◆ What needs to be done
Check each line of the records for "JSON"; collect those that have it.

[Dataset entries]
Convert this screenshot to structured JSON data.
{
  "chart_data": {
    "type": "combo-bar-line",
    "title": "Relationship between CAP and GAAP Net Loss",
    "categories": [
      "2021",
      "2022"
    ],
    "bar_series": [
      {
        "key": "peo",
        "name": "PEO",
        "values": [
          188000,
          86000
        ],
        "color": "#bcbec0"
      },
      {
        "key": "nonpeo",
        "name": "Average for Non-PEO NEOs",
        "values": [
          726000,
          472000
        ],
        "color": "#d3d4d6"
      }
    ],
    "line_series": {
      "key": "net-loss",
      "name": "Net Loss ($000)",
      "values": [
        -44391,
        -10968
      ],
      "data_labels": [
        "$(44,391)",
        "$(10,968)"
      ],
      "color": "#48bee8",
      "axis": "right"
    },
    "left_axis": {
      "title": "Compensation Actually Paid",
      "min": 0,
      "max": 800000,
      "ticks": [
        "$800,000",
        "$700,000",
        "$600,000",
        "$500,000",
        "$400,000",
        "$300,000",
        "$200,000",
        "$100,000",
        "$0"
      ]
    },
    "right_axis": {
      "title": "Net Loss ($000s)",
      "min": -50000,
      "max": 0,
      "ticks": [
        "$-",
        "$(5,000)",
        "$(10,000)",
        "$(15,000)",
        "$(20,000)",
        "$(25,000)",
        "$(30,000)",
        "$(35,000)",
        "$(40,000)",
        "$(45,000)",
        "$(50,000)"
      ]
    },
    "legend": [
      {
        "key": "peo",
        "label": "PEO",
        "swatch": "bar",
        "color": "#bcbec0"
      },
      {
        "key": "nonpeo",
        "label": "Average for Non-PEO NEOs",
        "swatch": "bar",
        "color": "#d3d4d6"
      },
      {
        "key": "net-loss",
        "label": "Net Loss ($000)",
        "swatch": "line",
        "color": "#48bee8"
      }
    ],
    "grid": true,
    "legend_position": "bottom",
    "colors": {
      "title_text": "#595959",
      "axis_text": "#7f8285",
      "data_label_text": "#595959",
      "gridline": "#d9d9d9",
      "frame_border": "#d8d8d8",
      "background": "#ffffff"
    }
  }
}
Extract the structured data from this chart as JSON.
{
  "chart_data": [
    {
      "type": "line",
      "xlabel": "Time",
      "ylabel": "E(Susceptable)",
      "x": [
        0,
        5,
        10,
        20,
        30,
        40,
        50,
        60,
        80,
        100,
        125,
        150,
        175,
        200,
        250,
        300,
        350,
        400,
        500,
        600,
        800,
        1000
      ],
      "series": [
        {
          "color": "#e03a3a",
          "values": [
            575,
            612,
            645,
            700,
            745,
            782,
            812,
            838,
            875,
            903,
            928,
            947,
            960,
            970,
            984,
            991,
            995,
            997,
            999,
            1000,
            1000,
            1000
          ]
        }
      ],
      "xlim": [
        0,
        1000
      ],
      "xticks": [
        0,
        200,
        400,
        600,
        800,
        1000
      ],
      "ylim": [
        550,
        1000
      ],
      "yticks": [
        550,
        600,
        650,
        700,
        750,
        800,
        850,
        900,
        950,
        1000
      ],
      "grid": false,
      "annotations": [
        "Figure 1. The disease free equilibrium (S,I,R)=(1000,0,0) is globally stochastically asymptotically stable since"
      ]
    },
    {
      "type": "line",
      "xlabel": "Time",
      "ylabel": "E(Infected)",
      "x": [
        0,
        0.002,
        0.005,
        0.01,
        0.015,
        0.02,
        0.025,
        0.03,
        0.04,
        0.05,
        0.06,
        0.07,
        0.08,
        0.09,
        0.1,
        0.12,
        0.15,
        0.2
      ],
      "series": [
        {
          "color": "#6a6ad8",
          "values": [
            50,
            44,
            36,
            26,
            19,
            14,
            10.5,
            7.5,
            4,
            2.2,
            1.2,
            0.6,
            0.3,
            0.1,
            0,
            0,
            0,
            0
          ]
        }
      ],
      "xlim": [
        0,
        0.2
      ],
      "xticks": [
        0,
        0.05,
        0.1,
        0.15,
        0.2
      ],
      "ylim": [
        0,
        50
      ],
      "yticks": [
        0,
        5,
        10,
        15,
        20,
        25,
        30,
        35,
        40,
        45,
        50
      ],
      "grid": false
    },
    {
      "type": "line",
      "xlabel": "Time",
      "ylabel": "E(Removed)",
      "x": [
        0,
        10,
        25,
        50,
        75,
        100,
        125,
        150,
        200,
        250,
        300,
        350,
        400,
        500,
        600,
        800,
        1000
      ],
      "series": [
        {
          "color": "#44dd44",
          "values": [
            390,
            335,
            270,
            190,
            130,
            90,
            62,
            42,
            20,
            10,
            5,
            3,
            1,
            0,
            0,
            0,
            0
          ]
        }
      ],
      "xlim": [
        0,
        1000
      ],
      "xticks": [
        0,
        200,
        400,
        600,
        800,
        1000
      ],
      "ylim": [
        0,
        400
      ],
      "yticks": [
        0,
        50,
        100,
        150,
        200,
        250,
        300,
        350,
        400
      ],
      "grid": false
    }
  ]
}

◆ Full solution
Convert this screenshot to structured JSON data.
Extract the structured data from this chart as JSON.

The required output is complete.